Records from a data source:
────────────────────────────────────────
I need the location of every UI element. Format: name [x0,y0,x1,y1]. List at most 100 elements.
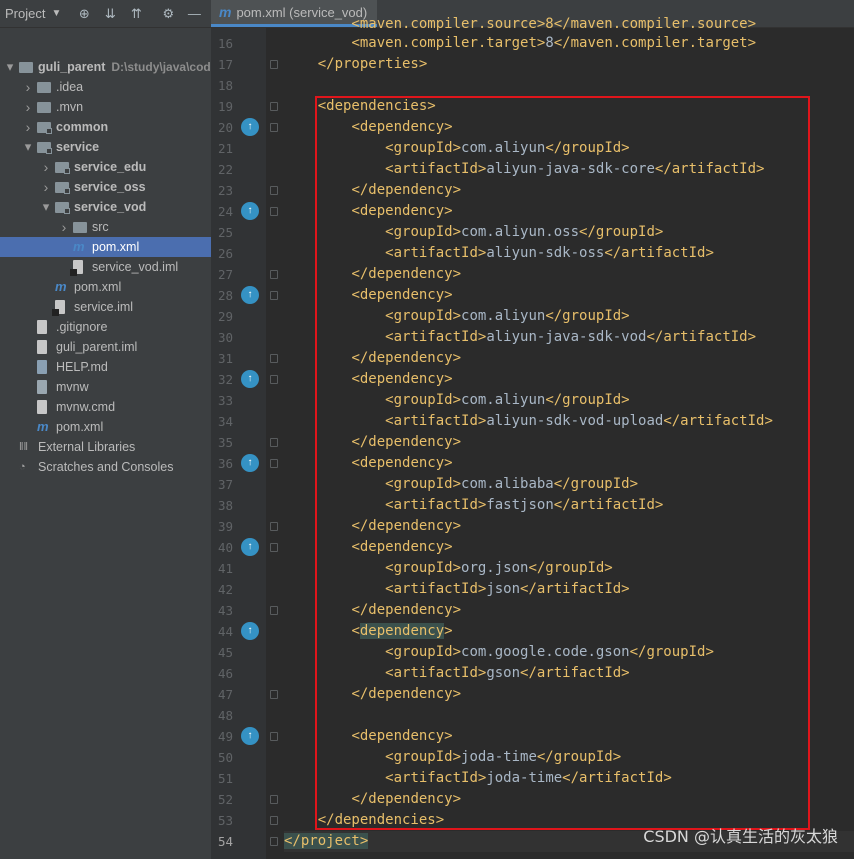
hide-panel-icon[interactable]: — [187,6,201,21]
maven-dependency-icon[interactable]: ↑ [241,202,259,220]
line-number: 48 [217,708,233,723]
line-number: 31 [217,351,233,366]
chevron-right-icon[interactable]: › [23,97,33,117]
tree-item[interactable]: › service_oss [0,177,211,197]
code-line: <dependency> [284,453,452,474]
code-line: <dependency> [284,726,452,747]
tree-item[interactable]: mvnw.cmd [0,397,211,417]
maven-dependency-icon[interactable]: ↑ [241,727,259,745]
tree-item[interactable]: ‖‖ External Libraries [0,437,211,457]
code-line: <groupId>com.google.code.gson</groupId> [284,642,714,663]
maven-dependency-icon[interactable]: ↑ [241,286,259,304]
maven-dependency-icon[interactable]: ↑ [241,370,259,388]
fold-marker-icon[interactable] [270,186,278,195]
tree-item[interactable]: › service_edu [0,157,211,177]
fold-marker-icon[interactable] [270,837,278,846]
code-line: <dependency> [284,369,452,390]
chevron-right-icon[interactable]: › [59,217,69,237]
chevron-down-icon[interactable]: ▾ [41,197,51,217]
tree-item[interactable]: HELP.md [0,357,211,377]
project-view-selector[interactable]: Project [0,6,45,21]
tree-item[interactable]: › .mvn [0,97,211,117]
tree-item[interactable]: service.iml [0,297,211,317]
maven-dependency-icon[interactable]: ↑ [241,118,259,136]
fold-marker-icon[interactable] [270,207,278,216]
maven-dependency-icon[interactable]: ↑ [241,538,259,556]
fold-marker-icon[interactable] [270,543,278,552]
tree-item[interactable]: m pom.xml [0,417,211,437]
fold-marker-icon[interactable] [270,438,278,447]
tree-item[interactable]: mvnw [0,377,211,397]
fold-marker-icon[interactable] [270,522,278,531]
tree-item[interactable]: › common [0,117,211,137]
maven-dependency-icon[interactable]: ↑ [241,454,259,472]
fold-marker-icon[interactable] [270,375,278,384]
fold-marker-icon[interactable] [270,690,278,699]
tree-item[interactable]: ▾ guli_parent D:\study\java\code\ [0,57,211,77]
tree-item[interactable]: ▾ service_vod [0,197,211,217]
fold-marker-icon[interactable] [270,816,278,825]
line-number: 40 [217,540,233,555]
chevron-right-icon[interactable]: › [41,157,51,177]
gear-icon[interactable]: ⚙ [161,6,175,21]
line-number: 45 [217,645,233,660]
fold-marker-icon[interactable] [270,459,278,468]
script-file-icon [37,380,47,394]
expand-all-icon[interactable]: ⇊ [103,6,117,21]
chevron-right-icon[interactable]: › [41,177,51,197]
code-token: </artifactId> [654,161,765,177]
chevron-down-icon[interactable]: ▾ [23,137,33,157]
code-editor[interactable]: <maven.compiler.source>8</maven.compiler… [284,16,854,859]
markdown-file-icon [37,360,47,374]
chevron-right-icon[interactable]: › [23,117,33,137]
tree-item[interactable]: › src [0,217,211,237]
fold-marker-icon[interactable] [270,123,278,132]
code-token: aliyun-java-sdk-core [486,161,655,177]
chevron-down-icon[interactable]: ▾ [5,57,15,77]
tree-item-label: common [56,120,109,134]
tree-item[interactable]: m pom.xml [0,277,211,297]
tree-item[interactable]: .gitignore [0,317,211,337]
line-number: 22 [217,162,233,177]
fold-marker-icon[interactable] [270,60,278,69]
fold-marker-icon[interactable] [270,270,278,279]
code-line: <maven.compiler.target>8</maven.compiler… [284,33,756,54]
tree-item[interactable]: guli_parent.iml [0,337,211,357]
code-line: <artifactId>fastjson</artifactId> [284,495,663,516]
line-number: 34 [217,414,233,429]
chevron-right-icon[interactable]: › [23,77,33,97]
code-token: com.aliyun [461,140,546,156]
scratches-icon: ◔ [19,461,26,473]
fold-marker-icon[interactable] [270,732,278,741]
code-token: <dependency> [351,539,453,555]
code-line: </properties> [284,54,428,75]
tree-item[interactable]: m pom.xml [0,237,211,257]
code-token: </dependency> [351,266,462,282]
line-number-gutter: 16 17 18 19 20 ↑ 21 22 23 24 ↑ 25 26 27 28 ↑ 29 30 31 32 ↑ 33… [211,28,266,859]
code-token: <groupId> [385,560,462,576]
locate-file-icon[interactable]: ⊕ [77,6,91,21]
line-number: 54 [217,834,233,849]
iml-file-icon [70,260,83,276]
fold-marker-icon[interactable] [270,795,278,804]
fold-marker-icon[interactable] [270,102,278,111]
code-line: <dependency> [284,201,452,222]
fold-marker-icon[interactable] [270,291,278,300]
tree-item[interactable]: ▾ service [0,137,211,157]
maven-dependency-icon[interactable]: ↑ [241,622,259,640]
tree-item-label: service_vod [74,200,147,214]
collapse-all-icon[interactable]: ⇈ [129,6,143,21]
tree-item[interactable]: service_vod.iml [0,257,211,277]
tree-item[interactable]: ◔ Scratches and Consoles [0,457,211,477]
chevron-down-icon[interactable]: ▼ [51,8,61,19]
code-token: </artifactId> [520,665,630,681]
────────────────────────────────────────
### [Task description]
Copy every line of the records above without any changes, leaving out the pictures.

### [Reply]
I need the location of every UI element. Format: name [x0,y0,x1,y1]. List at most 100 elements.
hide-panel-icon[interactable]: — [187,6,201,21]
maven-dependency-icon[interactable]: ↑ [241,202,259,220]
line-number: 48 [217,708,233,723]
line-number: 31 [217,351,233,366]
chevron-right-icon[interactable]: › [23,97,33,117]
tree-item[interactable]: › service_oss [0,177,211,197]
code-line: <dependency> [284,453,452,474]
code-line: <dependency> [284,726,452,747]
tree-item[interactable]: mvnw.cmd [0,397,211,417]
maven-dependency-icon[interactable]: ↑ [241,727,259,745]
tree-item[interactable]: ‖‖ External Libraries [0,437,211,457]
code-line: <groupId>com.google.code.gson</groupId> [284,642,714,663]
maven-dependency-icon[interactable]: ↑ [241,286,259,304]
maven-dependency-icon[interactable]: ↑ [241,370,259,388]
fold-marker-icon[interactable] [270,186,278,195]
tree-item[interactable]: › service_edu [0,157,211,177]
fold-marker-icon[interactable] [270,837,278,846]
code-line: <dependency> [284,369,452,390]
chevron-right-icon[interactable]: › [59,217,69,237]
chevron-down-icon[interactable]: ▾ [41,197,51,217]
tree-item[interactable]: HELP.md [0,357,211,377]
project-view-selector[interactable]: Project [0,6,45,21]
tree-item[interactable]: › .mvn [0,97,211,117]
tree-item[interactable]: service.iml [0,297,211,317]
maven-dependency-icon[interactable]: ↑ [241,118,259,136]
fold-marker-icon[interactable] [270,207,278,216]
maven-dependency-icon[interactable]: ↑ [241,538,259,556]
fold-marker-icon[interactable] [270,543,278,552]
tree-item[interactable]: m pom.xml [0,417,211,437]
fold-marker-icon[interactable] [270,438,278,447]
tree-item[interactable]: mvnw [0,377,211,397]
fold-marker-icon[interactable] [270,522,278,531]
tree-item[interactable]: › common [0,117,211,137]
maven-dependency-icon[interactable]: ↑ [241,454,259,472]
fold-marker-icon[interactable] [270,375,278,384]
fold-marker-icon[interactable] [270,690,278,699]
tree-item[interactable]: ▾ guli_parent D:\study\java\code\ [0,57,211,77]
tree-item[interactable]: ▾ service_vod [0,197,211,217]
fold-marker-icon[interactable] [270,816,278,825]
line-number: 40 [217,540,233,555]
chevron-right-icon[interactable]: › [41,157,51,177]
gear-icon[interactable]: ⚙ [161,6,175,21]
line-number: 45 [217,645,233,660]
fold-marker-icon[interactable] [270,459,278,468]
script-file-icon [37,380,47,394]
expand-all-icon[interactable]: ⇊ [103,6,117,21]
chevron-right-icon[interactable]: › [41,177,51,197]
code-token: </artifactId> [654,161,765,177]
chevron-down-icon[interactable]: ▾ [23,137,33,157]
code-editor[interactable]: <maven.compiler.source>8</maven.compiler… [284,16,854,859]
markdown-file-icon [37,360,47,374]
chevron-right-icon[interactable]: › [23,117,33,137]
tree-item[interactable]: › src [0,217,211,237]
fold-marker-icon[interactable] [270,123,278,132]
code-token: aliyun-java-sdk-core [486,161,655,177]
chevron-down-icon[interactable]: ▾ [5,57,15,77]
tree-item-label: common [56,120,109,134]
tree-item[interactable]: m pom.xml [0,277,211,297]
tree-item[interactable]: .gitignore [0,317,211,337]
line-number: 22 [217,162,233,177]
fold-marker-icon[interactable] [270,60,278,69]
fold-marker-icon[interactable] [270,270,278,279]
code-line: <maven.compiler.target>8</maven.compiler… [284,33,756,54]
tree-item[interactable]: guli_parent.iml [0,337,211,357]
code-line: <artifactId>fastjson</artifactId> [284,495,663,516]
line-number: 34 [217,414,233,429]
chevron-right-icon[interactable]: › [23,77,33,97]
code-token: com.aliyun [461,140,546,156]
scratches-icon: ◔ [19,461,26,473]
fold-marker-icon[interactable] [270,732,278,741]
code-token: <dependency> [351,539,453,555]
code-line: </properties> [284,54,428,75]
tree-item[interactable]: m pom.xml [0,237,211,257]
code-token: </dependency> [351,266,462,282]
line-number-gutter: 16 17 18 19 20 ↑ 21 22 23 24 ↑ 25 26 27 28 ↑ 29 30 31 32 ↑ 33… [211,28,266,859]
code-token: <groupId> [385,560,462,576]
locate-file-icon[interactable]: ⊕ [77,6,91,21]
line-number: 54 [217,834,233,849]
iml-file-icon [70,260,83,276]
fold-marker-icon[interactable] [270,795,278,804]
fold-marker-icon[interactable] [270,102,278,111]
code-line: <dependency> [284,201,452,222]
fold-marker-icon[interactable] [270,291,278,300]
tree-item[interactable]: ▾ service [0,137,211,157]
maven-dependency-icon[interactable]: ↑ [241,622,259,640]
tree-item-label: service_vod [74,200,147,214]
collapse-all-icon[interactable]: ⇈ [129,6,143,21]
tree-item[interactable]: service_vod.iml [0,257,211,277]
tree-item[interactable]: ◔ Scratches and Consoles [0,457,211,477]
chevron-down-icon[interactable]: ▼ [51,8,61,19]
code-token: </artifactId> [520,665,630,681]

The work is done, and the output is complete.